--- Begin Data supplied ---

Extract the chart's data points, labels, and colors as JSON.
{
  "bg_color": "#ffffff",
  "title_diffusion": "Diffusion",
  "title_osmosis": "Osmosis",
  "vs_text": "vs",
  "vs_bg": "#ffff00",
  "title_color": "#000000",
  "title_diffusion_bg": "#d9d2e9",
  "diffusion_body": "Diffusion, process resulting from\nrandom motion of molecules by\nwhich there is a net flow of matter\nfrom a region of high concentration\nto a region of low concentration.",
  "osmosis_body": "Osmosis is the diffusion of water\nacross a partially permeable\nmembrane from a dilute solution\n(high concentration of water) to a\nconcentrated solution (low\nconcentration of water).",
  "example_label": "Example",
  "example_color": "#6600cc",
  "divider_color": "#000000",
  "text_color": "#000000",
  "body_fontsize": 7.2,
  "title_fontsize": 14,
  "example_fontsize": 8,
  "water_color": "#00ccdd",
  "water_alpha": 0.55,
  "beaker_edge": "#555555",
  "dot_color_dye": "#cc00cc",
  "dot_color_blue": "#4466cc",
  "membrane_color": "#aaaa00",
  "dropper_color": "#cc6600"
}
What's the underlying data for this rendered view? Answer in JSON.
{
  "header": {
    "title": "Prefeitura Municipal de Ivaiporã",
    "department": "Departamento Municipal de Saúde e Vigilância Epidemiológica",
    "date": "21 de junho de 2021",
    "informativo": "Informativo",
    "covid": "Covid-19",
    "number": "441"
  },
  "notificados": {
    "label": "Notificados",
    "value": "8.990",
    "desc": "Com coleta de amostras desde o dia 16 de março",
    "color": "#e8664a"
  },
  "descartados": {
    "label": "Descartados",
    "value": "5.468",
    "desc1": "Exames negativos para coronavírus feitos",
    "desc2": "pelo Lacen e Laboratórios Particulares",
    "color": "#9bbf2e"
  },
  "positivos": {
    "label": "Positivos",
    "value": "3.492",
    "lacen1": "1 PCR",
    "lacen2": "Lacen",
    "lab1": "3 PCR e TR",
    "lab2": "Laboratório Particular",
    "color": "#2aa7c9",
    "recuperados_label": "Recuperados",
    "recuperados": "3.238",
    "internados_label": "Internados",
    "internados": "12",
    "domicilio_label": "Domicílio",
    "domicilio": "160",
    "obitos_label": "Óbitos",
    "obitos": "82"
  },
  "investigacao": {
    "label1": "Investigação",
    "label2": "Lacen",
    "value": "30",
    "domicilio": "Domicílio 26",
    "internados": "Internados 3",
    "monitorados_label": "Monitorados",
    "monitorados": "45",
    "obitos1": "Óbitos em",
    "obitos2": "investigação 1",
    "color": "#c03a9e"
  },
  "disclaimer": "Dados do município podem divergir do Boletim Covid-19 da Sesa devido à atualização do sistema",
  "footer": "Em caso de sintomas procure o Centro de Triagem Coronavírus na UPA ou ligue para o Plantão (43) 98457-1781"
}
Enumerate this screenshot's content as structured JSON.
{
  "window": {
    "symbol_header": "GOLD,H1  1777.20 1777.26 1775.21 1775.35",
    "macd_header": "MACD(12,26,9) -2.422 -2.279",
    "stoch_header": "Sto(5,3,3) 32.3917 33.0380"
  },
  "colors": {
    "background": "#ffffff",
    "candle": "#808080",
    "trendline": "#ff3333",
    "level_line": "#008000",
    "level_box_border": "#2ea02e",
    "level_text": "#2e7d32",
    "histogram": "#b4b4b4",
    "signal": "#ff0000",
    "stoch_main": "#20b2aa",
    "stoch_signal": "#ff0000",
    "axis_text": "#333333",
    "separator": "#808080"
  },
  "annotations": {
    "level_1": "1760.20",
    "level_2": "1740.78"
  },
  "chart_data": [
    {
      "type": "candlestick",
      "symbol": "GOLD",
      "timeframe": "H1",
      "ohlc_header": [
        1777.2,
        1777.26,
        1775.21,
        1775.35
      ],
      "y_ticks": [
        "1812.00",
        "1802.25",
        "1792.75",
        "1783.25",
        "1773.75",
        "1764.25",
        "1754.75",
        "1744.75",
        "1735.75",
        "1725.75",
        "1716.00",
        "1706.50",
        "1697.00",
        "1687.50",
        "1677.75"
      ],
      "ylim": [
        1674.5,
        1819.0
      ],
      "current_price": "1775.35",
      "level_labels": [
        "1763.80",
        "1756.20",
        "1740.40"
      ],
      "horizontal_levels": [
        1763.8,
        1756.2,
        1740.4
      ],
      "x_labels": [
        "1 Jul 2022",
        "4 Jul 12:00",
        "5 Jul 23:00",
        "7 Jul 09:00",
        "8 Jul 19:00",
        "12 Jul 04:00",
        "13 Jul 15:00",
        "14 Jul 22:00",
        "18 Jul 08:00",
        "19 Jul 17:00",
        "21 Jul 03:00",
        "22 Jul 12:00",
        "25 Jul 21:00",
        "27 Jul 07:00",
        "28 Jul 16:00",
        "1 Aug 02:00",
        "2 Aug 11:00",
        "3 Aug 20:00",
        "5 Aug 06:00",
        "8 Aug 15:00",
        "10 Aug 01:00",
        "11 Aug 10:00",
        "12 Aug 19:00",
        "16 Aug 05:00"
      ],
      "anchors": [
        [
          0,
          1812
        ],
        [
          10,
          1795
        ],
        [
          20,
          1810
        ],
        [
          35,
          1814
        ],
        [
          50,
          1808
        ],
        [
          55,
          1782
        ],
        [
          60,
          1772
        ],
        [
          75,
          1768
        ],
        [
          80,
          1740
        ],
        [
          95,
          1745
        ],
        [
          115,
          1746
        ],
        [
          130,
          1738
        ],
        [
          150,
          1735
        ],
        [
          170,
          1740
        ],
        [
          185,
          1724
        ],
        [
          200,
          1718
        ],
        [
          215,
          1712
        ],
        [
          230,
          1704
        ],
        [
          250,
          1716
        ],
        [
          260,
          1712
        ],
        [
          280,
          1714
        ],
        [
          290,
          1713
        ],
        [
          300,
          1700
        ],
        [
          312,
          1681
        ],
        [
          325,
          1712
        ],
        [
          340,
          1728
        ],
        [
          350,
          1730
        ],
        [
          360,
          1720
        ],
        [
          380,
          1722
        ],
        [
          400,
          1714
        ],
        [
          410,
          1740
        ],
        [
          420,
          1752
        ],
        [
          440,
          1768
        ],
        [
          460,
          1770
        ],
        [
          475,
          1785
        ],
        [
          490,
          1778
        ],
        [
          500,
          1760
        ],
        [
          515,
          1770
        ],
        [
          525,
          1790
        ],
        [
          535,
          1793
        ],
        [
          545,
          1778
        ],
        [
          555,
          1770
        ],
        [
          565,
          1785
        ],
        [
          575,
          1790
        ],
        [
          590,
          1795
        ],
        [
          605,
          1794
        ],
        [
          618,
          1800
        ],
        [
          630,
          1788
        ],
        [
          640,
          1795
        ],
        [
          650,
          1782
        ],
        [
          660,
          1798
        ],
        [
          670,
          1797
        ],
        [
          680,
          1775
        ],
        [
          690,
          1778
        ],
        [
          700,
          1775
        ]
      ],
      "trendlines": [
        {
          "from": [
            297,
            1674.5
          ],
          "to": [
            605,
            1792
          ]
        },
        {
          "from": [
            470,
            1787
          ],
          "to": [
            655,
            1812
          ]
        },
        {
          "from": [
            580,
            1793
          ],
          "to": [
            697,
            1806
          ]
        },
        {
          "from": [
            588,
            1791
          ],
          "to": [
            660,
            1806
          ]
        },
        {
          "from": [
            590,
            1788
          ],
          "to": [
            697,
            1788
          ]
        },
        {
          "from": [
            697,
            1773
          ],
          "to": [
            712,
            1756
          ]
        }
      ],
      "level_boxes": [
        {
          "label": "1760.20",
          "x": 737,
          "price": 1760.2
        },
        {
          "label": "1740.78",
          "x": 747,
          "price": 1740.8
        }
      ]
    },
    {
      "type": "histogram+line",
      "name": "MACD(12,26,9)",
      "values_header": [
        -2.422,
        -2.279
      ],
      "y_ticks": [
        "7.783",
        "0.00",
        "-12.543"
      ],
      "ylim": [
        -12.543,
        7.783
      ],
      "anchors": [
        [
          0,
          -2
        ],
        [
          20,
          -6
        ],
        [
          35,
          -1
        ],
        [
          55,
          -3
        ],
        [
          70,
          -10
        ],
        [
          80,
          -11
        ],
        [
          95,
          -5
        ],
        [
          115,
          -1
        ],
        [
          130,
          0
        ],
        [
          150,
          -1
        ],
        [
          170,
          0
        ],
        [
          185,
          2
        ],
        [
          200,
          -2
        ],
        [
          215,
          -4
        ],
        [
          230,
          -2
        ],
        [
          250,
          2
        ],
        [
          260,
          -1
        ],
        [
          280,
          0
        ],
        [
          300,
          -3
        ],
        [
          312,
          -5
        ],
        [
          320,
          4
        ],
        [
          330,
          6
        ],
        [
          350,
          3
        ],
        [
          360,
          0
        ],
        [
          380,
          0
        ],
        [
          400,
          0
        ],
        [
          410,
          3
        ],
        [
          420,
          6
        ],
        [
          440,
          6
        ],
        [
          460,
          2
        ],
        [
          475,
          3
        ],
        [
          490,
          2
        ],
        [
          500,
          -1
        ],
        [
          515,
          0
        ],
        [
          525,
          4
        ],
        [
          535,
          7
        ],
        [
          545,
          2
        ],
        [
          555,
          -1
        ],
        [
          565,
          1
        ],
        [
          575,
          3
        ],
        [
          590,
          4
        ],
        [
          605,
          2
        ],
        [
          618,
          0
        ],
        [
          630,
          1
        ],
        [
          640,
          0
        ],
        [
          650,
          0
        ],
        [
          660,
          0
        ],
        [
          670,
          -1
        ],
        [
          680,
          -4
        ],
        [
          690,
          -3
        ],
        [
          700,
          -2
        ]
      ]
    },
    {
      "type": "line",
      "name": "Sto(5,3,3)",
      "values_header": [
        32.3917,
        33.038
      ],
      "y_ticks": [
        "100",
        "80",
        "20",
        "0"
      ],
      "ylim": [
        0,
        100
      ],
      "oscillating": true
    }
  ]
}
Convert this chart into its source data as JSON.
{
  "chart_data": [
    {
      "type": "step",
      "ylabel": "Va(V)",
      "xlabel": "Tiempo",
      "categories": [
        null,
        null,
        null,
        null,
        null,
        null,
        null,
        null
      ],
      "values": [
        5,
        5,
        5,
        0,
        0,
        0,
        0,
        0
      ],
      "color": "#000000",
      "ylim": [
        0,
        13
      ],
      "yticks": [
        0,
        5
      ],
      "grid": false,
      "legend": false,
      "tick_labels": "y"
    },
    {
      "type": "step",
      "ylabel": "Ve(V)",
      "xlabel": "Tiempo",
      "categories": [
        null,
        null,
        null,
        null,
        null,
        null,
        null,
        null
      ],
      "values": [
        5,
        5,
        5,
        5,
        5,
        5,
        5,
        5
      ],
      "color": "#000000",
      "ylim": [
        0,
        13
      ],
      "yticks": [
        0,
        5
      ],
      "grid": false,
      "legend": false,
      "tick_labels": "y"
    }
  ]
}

--- End Data supplied ---

List each line of the entries that holds the string "type".

      "type": "candlestick",
      "type": "histogram+line",
      "type": "line",
      "type": "step",
      "type": "step",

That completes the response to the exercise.